┌─ AVAILABLE RECORDS

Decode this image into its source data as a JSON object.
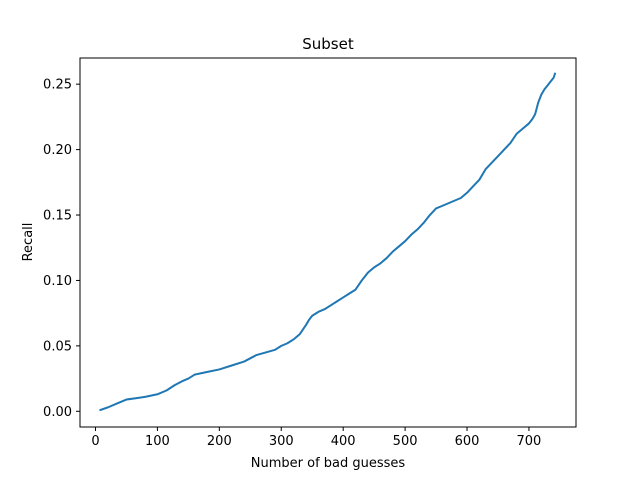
{
  "chart_data": {
    "type": "line",
    "title": "Subset",
    "xlabel": "Number of bad guesses",
    "ylabel": "Recall",
    "xlim": [
      -25,
      776
    ],
    "ylim": [
      -0.012,
      0.27
    ],
    "xticks": [
      0,
      100,
      200,
      300,
      400,
      500,
      600,
      700
    ],
    "xtick_labels": [
      "0",
      "100",
      "200",
      "300",
      "400",
      "500",
      "600",
      "700"
    ],
    "yticks": [
      0.0,
      0.05,
      0.1,
      0.15,
      0.2,
      0.25
    ],
    "ytick_labels": [
      "0.00",
      "0.05",
      "0.10",
      "0.15",
      "0.20",
      "0.25"
    ],
    "grid": false,
    "legend": "none",
    "color": "#1f77b4",
    "series": [
      {
        "x": [
          8,
          20,
          35,
          50,
          65,
          80,
          100,
          115,
          128,
          140,
          150,
          160,
          180,
          200,
          220,
          240,
          260,
          275,
          290,
          300,
          310,
          320,
          330,
          340,
          345,
          350,
          360,
          370,
          380,
          390,
          400,
          410,
          420,
          430,
          440,
          450,
          460,
          470,
          480,
          490,
          500,
          510,
          520,
          530,
          540,
          550,
          560,
          570,
          580,
          590,
          600,
          610,
          620,
          630,
          640,
          650,
          660,
          670,
          680,
          690,
          700,
          705,
          710,
          715,
          720,
          725,
          730,
          735,
          740,
          742
        ],
        "y": [
          0.001,
          0.003,
          0.006,
          0.009,
          0.01,
          0.011,
          0.013,
          0.016,
          0.02,
          0.023,
          0.025,
          0.028,
          0.03,
          0.032,
          0.035,
          0.038,
          0.043,
          0.045,
          0.047,
          0.05,
          0.052,
          0.055,
          0.059,
          0.066,
          0.07,
          0.073,
          0.076,
          0.078,
          0.081,
          0.084,
          0.087,
          0.09,
          0.093,
          0.1,
          0.106,
          0.11,
          0.113,
          0.117,
          0.122,
          0.126,
          0.13,
          0.135,
          0.139,
          0.144,
          0.15,
          0.155,
          0.157,
          0.159,
          0.161,
          0.163,
          0.167,
          0.172,
          0.177,
          0.185,
          0.19,
          0.195,
          0.2,
          0.205,
          0.212,
          0.216,
          0.22,
          0.223,
          0.227,
          0.236,
          0.242,
          0.246,
          0.249,
          0.252,
          0.255,
          0.258
        ]
      }
    ]
  }
}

└─

Copy every record character for character. Skip the pictures.

Decode this image into its source data as a JSON object.
{
  "chart_data": {
    "type": "line",
    "title": "Subset",
    "xlabel": "Number of bad guesses",
    "ylabel": "Recall",
    "xlim": [
      -25,
      776
    ],
    "ylim": [
      -0.012,
      0.27
    ],
    "xticks": [
      0,
      100,
      200,
      300,
      400,
      500,
      600,
      700
    ],
    "xtick_labels": [
      "0",
      "100",
      "200",
      "300",
      "400",
      "500",
      "600",
      "700"
    ],
    "yticks": [
      0.0,
      0.05,
      0.1,
      0.15,
      0.2,
      0.25
    ],
    "ytick_labels": [
      "0.00",
      "0.05",
      "0.10",
      "0.15",
      "0.20",
      "0.25"
    ],
    "grid": false,
    "legend": "none",
    "color": "#1f77b4",
    "series": [
      {
        "x": [
          8,
          20,
          35,
          50,
          65,
          80,
          100,
          115,
          128,
          140,
          150,
          160,
          180,
          200,
          220,
          240,
          260,
          275,
          290,
          300,
          310,
          320,
          330,
          340,
          345,
          350,
          360,
          370,
          380,
          390,
          400,
          410,
          420,
          430,
          440,
          450,
          460,
          470,
          480,
          490,
          500,
          510,
          520,
          530,
          540,
          550,
          560,
          570,
          580,
          590,
          600,
          610,
          620,
          630,
          640,
          650,
          660,
          670,
          680,
          690,
          700,
          705,
          710,
          715,
          720,
          725,
          730,
          735,
          740,
          742
        ],
        "y": [
          0.001,
          0.003,
          0.006,
          0.009,
          0.01,
          0.011,
          0.013,
          0.016,
          0.02,
          0.023,
          0.025,
          0.028,
          0.03,
          0.032,
          0.035,
          0.038,
          0.043,
          0.045,
          0.047,
          0.05,
          0.052,
          0.055,
          0.059,
          0.066,
          0.07,
          0.073,
          0.076,
          0.078,
          0.081,
          0.084,
          0.087,
          0.09,
          0.093,
          0.1,
          0.106,
          0.11,
          0.113,
          0.117,
          0.122,
          0.126,
          0.13,
          0.135,
          0.139,
          0.144,
          0.15,
          0.155,
          0.157,
          0.159,
          0.161,
          0.163,
          0.167,
          0.172,
          0.177,
          0.185,
          0.19,
          0.195,
          0.2,
          0.205,
          0.212,
          0.216,
          0.22,
          0.223,
          0.227,
          0.236,
          0.242,
          0.246,
          0.249,
          0.252,
          0.255,
          0.258
        ]
      }
    ]
  }
}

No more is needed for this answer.